Without the pictures, set down every line of the data exactly.

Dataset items
====

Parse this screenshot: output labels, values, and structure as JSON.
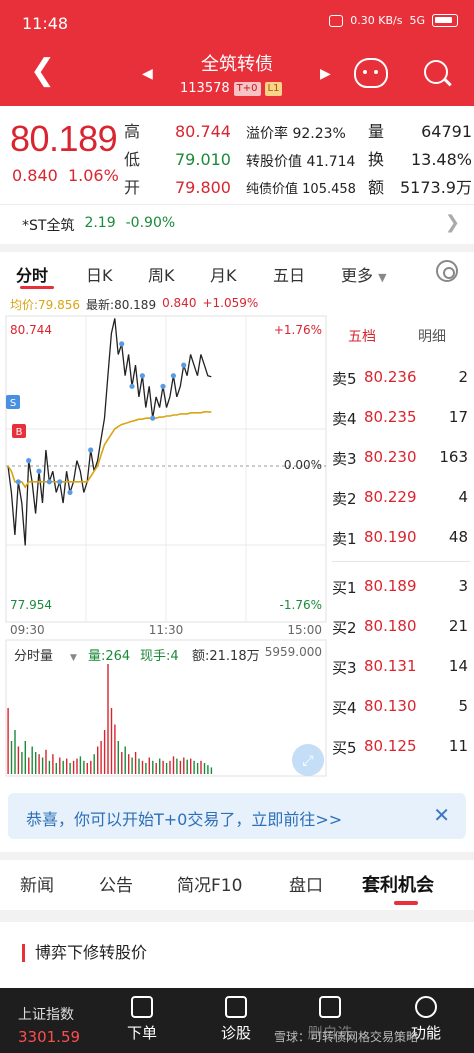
{
  "status_bar": {
    "time": "11:48",
    "net_speed": "0.30 KB/s",
    "signal": "5G"
  },
  "header": {
    "title": "全筑转债",
    "code": "113578",
    "tag1": "T+0",
    "tag2": "L1",
    "icons": [
      "chevron-left-icon",
      "triangle-left-icon",
      "triangle-right-icon",
      "mascot-icon",
      "search-icon"
    ]
  },
  "quote": {
    "price": "80.189",
    "change": "0.840",
    "change_pct": "1.06%",
    "high_label": "高",
    "high": "80.744",
    "low_label": "低",
    "low": "79.010",
    "open_label": "开",
    "open": "79.800",
    "premium_label": "溢价率",
    "premium": "92.23%",
    "conv_value_label": "转股价值",
    "conv_value": "41.714",
    "bond_value_label": "纯债价值",
    "bond_value": "105.458",
    "volume_label": "量",
    "volume": "64791",
    "turnover_label": "换",
    "turnover": "13.48%",
    "amount_label": "额",
    "amount": "5173.9万"
  },
  "related": {
    "name": "*ST全筑",
    "price": "2.19",
    "change_pct": "-0.90%"
  },
  "tabs": [
    "分时",
    "日K",
    "周K",
    "月K",
    "五日",
    "更多"
  ],
  "avg_row": {
    "avg": "均价:79.856",
    "latest": "最新:80.189",
    "chg": "0.840",
    "pct": "+1.059%"
  },
  "chart_data": {
    "type": "line",
    "title": "",
    "y_top_label": "80.744",
    "y_bottom_label": "77.954",
    "pct_top": "+1.76%",
    "pct_mid": "0.00%",
    "pct_bottom": "-1.76%",
    "x_labels": [
      "09:30",
      "11:30",
      "15:00"
    ],
    "ylim": [
      77.954,
      80.744
    ],
    "prev_close": 79.349,
    "series": [
      {
        "values": [
          79.35,
          79.1,
          78.7,
          79.2,
          79.0,
          78.6,
          79.4,
          79.2,
          78.9,
          79.3,
          79.0,
          79.5,
          79.2,
          79.3,
          79.1,
          79.2,
          79.0,
          79.3,
          79.1,
          79.2,
          79.4,
          79.3,
          79.1,
          79.2,
          79.5,
          79.3,
          79.4,
          79.6,
          79.8,
          80.2,
          80.6,
          80.74,
          80.4,
          80.5,
          80.2,
          80.4,
          80.1,
          80.3,
          80.0,
          80.2,
          79.9,
          80.1,
          79.8,
          80.0,
          79.9,
          80.1,
          79.9,
          80.0,
          80.2,
          80.0,
          80.1,
          80.3,
          80.2,
          80.4,
          80.3,
          80.2,
          80.4,
          80.3,
          80.2,
          80.19
        ]
      },
      {
        "values": [
          79.35,
          79.3,
          79.2,
          79.2,
          79.2,
          79.15,
          79.2,
          79.2,
          79.2,
          79.2,
          79.2,
          79.2,
          79.2,
          79.2,
          79.2,
          79.2,
          79.2,
          79.2,
          79.2,
          79.2,
          79.2,
          79.2,
          79.2,
          79.2,
          79.25,
          79.3,
          79.35,
          79.45,
          79.55,
          79.6,
          79.65,
          79.7,
          79.72,
          79.74,
          79.75,
          79.76,
          79.77,
          79.78,
          79.79,
          79.79,
          79.8,
          79.8,
          79.8,
          79.8,
          79.81,
          79.81,
          79.82,
          79.82,
          79.83,
          79.83,
          79.84,
          79.84,
          79.84,
          79.85,
          79.85,
          79.85,
          79.85,
          79.86,
          79.86,
          79.856
        ]
      }
    ],
    "volume_label": "分时量",
    "volume_max_label": "5959.000",
    "vol_now": "量:264",
    "hand_now": "现手:4",
    "amount_now": "额:21.18万",
    "volumes": [
      60,
      30,
      40,
      25,
      20,
      30,
      15,
      25,
      20,
      18,
      15,
      22,
      12,
      18,
      10,
      15,
      12,
      14,
      10,
      12,
      14,
      16,
      12,
      10,
      12,
      18,
      25,
      30,
      40,
      100,
      60,
      45,
      30,
      20,
      25,
      18,
      15,
      20,
      14,
      12,
      10,
      15,
      12,
      10,
      14,
      12,
      10,
      12,
      16,
      14,
      12,
      15,
      13,
      14,
      12,
      10,
      12,
      10,
      8,
      6
    ],
    "markers": [
      "S",
      "B"
    ]
  },
  "order_book": {
    "tabs": [
      "五档",
      "明细"
    ],
    "sell": [
      {
        "label": "卖5",
        "price": "80.236",
        "vol": "2"
      },
      {
        "label": "卖4",
        "price": "80.235",
        "vol": "17"
      },
      {
        "label": "卖3",
        "price": "80.230",
        "vol": "163"
      },
      {
        "label": "卖2",
        "price": "80.229",
        "vol": "4"
      },
      {
        "label": "卖1",
        "price": "80.190",
        "vol": "48"
      }
    ],
    "buy": [
      {
        "label": "买1",
        "price": "80.189",
        "vol": "3"
      },
      {
        "label": "买2",
        "price": "80.180",
        "vol": "21"
      },
      {
        "label": "买3",
        "price": "80.131",
        "vol": "14"
      },
      {
        "label": "买4",
        "price": "80.130",
        "vol": "5"
      },
      {
        "label": "买5",
        "price": "80.125",
        "vol": "11"
      }
    ]
  },
  "banner": {
    "text": "恭喜，你可以开始T+0交易了，立即前往>>"
  },
  "bottom_tabs": [
    "新闻",
    "公告",
    "简况F10",
    "盘口",
    "套利机会"
  ],
  "section": {
    "title": "博弈下修转股价"
  },
  "toolbar": {
    "index_label": "上证指数",
    "index_value": "3301.59",
    "items": [
      "下单",
      "诊股",
      "删自选",
      "功能"
    ],
    "watermark": "雪球：可转债网格交易策略"
  },
  "colors": {
    "brand": "#e8303a",
    "up": "#d9252f",
    "down": "#1b8a3a",
    "avg_line": "#d9a514",
    "price_line": "#222222"
  }
}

====

> _FINISHED EXERCISE_
Parse this screenshot: output labels, values, and structure as JSON.
{
  "status_bar": {
    "time": "11:48",
    "net_speed": "0.30 KB/s",
    "signal": "5G"
  },
  "header": {
    "title": "全筑转债",
    "code": "113578",
    "tag1": "T+0",
    "tag2": "L1",
    "icons": [
      "chevron-left-icon",
      "triangle-left-icon",
      "triangle-right-icon",
      "mascot-icon",
      "search-icon"
    ]
  },
  "quote": {
    "price": "80.189",
    "change": "0.840",
    "change_pct": "1.06%",
    "high_label": "高",
    "high": "80.744",
    "low_label": "低",
    "low": "79.010",
    "open_label": "开",
    "open": "79.800",
    "premium_label": "溢价率",
    "premium": "92.23%",
    "conv_value_label": "转股价值",
    "conv_value": "41.714",
    "bond_value_label": "纯债价值",
    "bond_value": "105.458",
    "volume_label": "量",
    "volume": "64791",
    "turnover_label": "换",
    "turnover": "13.48%",
    "amount_label": "额",
    "amount": "5173.9万"
  },
  "related": {
    "name": "*ST全筑",
    "price": "2.19",
    "change_pct": "-0.90%"
  },
  "tabs": [
    "分时",
    "日K",
    "周K",
    "月K",
    "五日",
    "更多"
  ],
  "avg_row": {
    "avg": "均价:79.856",
    "latest": "最新:80.189",
    "chg": "0.840",
    "pct": "+1.059%"
  },
  "chart_data": {
    "type": "line",
    "title": "",
    "y_top_label": "80.744",
    "y_bottom_label": "77.954",
    "pct_top": "+1.76%",
    "pct_mid": "0.00%",
    "pct_bottom": "-1.76%",
    "x_labels": [
      "09:30",
      "11:30",
      "15:00"
    ],
    "ylim": [
      77.954,
      80.744
    ],
    "prev_close": 79.349,
    "series": [
      {
        "values": [
          79.35,
          79.1,
          78.7,
          79.2,
          79.0,
          78.6,
          79.4,
          79.2,
          78.9,
          79.3,
          79.0,
          79.5,
          79.2,
          79.3,
          79.1,
          79.2,
          79.0,
          79.3,
          79.1,
          79.2,
          79.4,
          79.3,
          79.1,
          79.2,
          79.5,
          79.3,
          79.4,
          79.6,
          79.8,
          80.2,
          80.6,
          80.74,
          80.4,
          80.5,
          80.2,
          80.4,
          80.1,
          80.3,
          80.0,
          80.2,
          79.9,
          80.1,
          79.8,
          80.0,
          79.9,
          80.1,
          79.9,
          80.0,
          80.2,
          80.0,
          80.1,
          80.3,
          80.2,
          80.4,
          80.3,
          80.2,
          80.4,
          80.3,
          80.2,
          80.19
        ]
      },
      {
        "values": [
          79.35,
          79.3,
          79.2,
          79.2,
          79.2,
          79.15,
          79.2,
          79.2,
          79.2,
          79.2,
          79.2,
          79.2,
          79.2,
          79.2,
          79.2,
          79.2,
          79.2,
          79.2,
          79.2,
          79.2,
          79.2,
          79.2,
          79.2,
          79.2,
          79.25,
          79.3,
          79.35,
          79.45,
          79.55,
          79.6,
          79.65,
          79.7,
          79.72,
          79.74,
          79.75,
          79.76,
          79.77,
          79.78,
          79.79,
          79.79,
          79.8,
          79.8,
          79.8,
          79.8,
          79.81,
          79.81,
          79.82,
          79.82,
          79.83,
          79.83,
          79.84,
          79.84,
          79.84,
          79.85,
          79.85,
          79.85,
          79.85,
          79.86,
          79.86,
          79.856
        ]
      }
    ],
    "volume_label": "分时量",
    "volume_max_label": "5959.000",
    "vol_now": "量:264",
    "hand_now": "现手:4",
    "amount_now": "额:21.18万",
    "volumes": [
      60,
      30,
      40,
      25,
      20,
      30,
      15,
      25,
      20,
      18,
      15,
      22,
      12,
      18,
      10,
      15,
      12,
      14,
      10,
      12,
      14,
      16,
      12,
      10,
      12,
      18,
      25,
      30,
      40,
      100,
      60,
      45,
      30,
      20,
      25,
      18,
      15,
      20,
      14,
      12,
      10,
      15,
      12,
      10,
      14,
      12,
      10,
      12,
      16,
      14,
      12,
      15,
      13,
      14,
      12,
      10,
      12,
      10,
      8,
      6
    ],
    "markers": [
      "S",
      "B"
    ]
  },
  "order_book": {
    "tabs": [
      "五档",
      "明细"
    ],
    "sell": [
      {
        "label": "卖5",
        "price": "80.236",
        "vol": "2"
      },
      {
        "label": "卖4",
        "price": "80.235",
        "vol": "17"
      },
      {
        "label": "卖3",
        "price": "80.230",
        "vol": "163"
      },
      {
        "label": "卖2",
        "price": "80.229",
        "vol": "4"
      },
      {
        "label": "卖1",
        "price": "80.190",
        "vol": "48"
      }
    ],
    "buy": [
      {
        "label": "买1",
        "price": "80.189",
        "vol": "3"
      },
      {
        "label": "买2",
        "price": "80.180",
        "vol": "21"
      },
      {
        "label": "买3",
        "price": "80.131",
        "vol": "14"
      },
      {
        "label": "买4",
        "price": "80.130",
        "vol": "5"
      },
      {
        "label": "买5",
        "price": "80.125",
        "vol": "11"
      }
    ]
  },
  "banner": {
    "text": "恭喜，你可以开始T+0交易了，立即前往>>"
  },
  "bottom_tabs": [
    "新闻",
    "公告",
    "简况F10",
    "盘口",
    "套利机会"
  ],
  "section": {
    "title": "博弈下修转股价"
  },
  "toolbar": {
    "index_label": "上证指数",
    "index_value": "3301.59",
    "items": [
      "下单",
      "诊股",
      "删自选",
      "功能"
    ],
    "watermark": "雪球：可转债网格交易策略"
  },
  "colors": {
    "brand": "#e8303a",
    "up": "#d9252f",
    "down": "#1b8a3a",
    "avg_line": "#d9a514",
    "price_line": "#222222"
  }
}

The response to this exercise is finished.